DATASET ENTRIES =
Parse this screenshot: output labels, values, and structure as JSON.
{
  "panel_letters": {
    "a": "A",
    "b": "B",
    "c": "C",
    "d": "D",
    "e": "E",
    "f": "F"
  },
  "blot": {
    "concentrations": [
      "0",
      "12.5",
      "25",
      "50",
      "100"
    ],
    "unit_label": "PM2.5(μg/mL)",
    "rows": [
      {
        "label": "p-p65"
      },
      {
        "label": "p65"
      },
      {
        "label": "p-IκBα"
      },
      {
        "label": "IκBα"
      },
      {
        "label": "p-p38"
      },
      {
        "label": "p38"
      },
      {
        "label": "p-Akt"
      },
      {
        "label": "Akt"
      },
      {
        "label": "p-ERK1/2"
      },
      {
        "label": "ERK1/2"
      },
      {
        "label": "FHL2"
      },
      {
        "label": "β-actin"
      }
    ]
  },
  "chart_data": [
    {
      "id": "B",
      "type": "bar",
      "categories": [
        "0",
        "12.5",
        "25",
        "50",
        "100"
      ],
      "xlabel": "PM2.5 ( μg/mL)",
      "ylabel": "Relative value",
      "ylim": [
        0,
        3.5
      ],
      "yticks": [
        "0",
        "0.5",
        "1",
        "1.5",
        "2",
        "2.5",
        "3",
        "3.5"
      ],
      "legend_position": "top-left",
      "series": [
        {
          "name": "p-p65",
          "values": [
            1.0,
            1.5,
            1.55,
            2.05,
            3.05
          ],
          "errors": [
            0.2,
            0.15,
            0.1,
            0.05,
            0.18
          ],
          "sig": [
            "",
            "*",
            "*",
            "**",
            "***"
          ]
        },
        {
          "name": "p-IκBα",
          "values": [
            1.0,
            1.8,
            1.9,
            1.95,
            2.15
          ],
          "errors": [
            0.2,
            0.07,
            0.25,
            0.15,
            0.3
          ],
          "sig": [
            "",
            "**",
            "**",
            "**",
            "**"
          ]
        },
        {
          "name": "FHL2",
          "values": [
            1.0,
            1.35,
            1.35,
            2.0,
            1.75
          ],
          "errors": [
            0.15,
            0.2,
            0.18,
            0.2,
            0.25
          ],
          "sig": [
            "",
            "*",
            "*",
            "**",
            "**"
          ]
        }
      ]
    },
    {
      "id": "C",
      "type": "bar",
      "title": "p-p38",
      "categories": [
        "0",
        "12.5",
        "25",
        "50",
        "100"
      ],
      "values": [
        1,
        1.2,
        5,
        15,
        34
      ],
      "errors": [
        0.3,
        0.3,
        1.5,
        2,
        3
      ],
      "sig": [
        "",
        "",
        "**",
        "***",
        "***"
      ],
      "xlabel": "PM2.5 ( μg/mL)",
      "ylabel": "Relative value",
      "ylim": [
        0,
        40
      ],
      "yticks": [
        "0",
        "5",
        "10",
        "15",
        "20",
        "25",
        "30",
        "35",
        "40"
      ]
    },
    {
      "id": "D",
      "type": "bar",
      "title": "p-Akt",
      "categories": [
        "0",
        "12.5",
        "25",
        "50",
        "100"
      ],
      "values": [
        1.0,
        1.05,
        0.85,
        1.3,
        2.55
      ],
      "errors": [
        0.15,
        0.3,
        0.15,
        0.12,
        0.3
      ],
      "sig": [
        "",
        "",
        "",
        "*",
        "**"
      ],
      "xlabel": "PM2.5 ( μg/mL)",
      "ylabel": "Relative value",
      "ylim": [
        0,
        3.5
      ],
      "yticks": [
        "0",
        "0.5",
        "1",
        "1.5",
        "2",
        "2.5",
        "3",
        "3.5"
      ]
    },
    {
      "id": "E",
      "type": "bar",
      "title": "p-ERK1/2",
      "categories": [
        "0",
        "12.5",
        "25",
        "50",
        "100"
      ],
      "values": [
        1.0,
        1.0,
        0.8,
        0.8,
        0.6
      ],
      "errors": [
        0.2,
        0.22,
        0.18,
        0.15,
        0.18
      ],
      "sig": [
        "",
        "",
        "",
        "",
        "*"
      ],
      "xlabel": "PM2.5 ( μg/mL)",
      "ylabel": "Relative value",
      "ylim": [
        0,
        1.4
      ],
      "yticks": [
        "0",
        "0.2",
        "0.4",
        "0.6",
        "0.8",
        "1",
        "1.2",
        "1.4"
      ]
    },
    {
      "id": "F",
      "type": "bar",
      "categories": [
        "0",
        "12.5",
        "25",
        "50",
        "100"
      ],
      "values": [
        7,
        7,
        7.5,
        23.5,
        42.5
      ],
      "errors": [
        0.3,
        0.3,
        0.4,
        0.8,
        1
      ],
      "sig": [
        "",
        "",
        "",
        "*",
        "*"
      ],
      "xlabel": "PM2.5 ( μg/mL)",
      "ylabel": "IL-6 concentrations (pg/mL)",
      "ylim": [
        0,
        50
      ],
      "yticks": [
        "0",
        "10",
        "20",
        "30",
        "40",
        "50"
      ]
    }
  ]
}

WHAT THE TASK ASKS =
Print the listing above in full, exactly as it is.

RESULT BELOW =
Parse this screenshot: output labels, values, and structure as JSON.
{
  "panel_letters": {
    "a": "A",
    "b": "B",
    "c": "C",
    "d": "D",
    "e": "E",
    "f": "F"
  },
  "blot": {
    "concentrations": [
      "0",
      "12.5",
      "25",
      "50",
      "100"
    ],
    "unit_label": "PM2.5(μg/mL)",
    "rows": [
      {
        "label": "p-p65"
      },
      {
        "label": "p65"
      },
      {
        "label": "p-IκBα"
      },
      {
        "label": "IκBα"
      },
      {
        "label": "p-p38"
      },
      {
        "label": "p38"
      },
      {
        "label": "p-Akt"
      },
      {
        "label": "Akt"
      },
      {
        "label": "p-ERK1/2"
      },
      {
        "label": "ERK1/2"
      },
      {
        "label": "FHL2"
      },
      {
        "label": "β-actin"
      }
    ]
  },
  "chart_data": [
    {
      "id": "B",
      "type": "bar",
      "categories": [
        "0",
        "12.5",
        "25",
        "50",
        "100"
      ],
      "xlabel": "PM2.5 ( μg/mL)",
      "ylabel": "Relative value",
      "ylim": [
        0,
        3.5
      ],
      "yticks": [
        "0",
        "0.5",
        "1",
        "1.5",
        "2",
        "2.5",
        "3",
        "3.5"
      ],
      "legend_position": "top-left",
      "series": [
        {
          "name": "p-p65",
          "values": [
            1.0,
            1.5,
            1.55,
            2.05,
            3.05
          ],
          "errors": [
            0.2,
            0.15,
            0.1,
            0.05,
            0.18
          ],
          "sig": [
            "",
            "*",
            "*",
            "**",
            "***"
          ]
        },
        {
          "name": "p-IκBα",
          "values": [
            1.0,
            1.8,
            1.9,
            1.95,
            2.15
          ],
          "errors": [
            0.2,
            0.07,
            0.25,
            0.15,
            0.3
          ],
          "sig": [
            "",
            "**",
            "**",
            "**",
            "**"
          ]
        },
        {
          "name": "FHL2",
          "values": [
            1.0,
            1.35,
            1.35,
            2.0,
            1.75
          ],
          "errors": [
            0.15,
            0.2,
            0.18,
            0.2,
            0.25
          ],
          "sig": [
            "",
            "*",
            "*",
            "**",
            "**"
          ]
        }
      ]
    },
    {
      "id": "C",
      "type": "bar",
      "title": "p-p38",
      "categories": [
        "0",
        "12.5",
        "25",
        "50",
        "100"
      ],
      "values": [
        1,
        1.2,
        5,
        15,
        34
      ],
      "errors": [
        0.3,
        0.3,
        1.5,
        2,
        3
      ],
      "sig": [
        "",
        "",
        "**",
        "***",
        "***"
      ],
      "xlabel": "PM2.5 ( μg/mL)",
      "ylabel": "Relative value",
      "ylim": [
        0,
        40
      ],
      "yticks": [
        "0",
        "5",
        "10",
        "15",
        "20",
        "25",
        "30",
        "35",
        "40"
      ]
    },
    {
      "id": "D",
      "type": "bar",
      "title": "p-Akt",
      "categories": [
        "0",
        "12.5",
        "25",
        "50",
        "100"
      ],
      "values": [
        1.0,
        1.05,
        0.85,
        1.3,
        2.55
      ],
      "errors": [
        0.15,
        0.3,
        0.15,
        0.12,
        0.3
      ],
      "sig": [
        "",
        "",
        "",
        "*",
        "**"
      ],
      "xlabel": "PM2.5 ( μg/mL)",
      "ylabel": "Relative value",
      "ylim": [
        0,
        3.5
      ],
      "yticks": [
        "0",
        "0.5",
        "1",
        "1.5",
        "2",
        "2.5",
        "3",
        "3.5"
      ]
    },
    {
      "id": "E",
      "type": "bar",
      "title": "p-ERK1/2",
      "categories": [
        "0",
        "12.5",
        "25",
        "50",
        "100"
      ],
      "values": [
        1.0,
        1.0,
        0.8,
        0.8,
        0.6
      ],
      "errors": [
        0.2,
        0.22,
        0.18,
        0.15,
        0.18
      ],
      "sig": [
        "",
        "",
        "",
        "",
        "*"
      ],
      "xlabel": "PM2.5 ( μg/mL)",
      "ylabel": "Relative value",
      "ylim": [
        0,
        1.4
      ],
      "yticks": [
        "0",
        "0.2",
        "0.4",
        "0.6",
        "0.8",
        "1",
        "1.2",
        "1.4"
      ]
    },
    {
      "id": "F",
      "type": "bar",
      "categories": [
        "0",
        "12.5",
        "25",
        "50",
        "100"
      ],
      "values": [
        7,
        7,
        7.5,
        23.5,
        42.5
      ],
      "errors": [
        0.3,
        0.3,
        0.4,
        0.8,
        1
      ],
      "sig": [
        "",
        "",
        "",
        "*",
        "*"
      ],
      "xlabel": "PM2.5 ( μg/mL)",
      "ylabel": "IL-6 concentrations (pg/mL)",
      "ylim": [
        0,
        50
      ],
      "yticks": [
        "0",
        "10",
        "20",
        "30",
        "40",
        "50"
      ]
    }
  ]
}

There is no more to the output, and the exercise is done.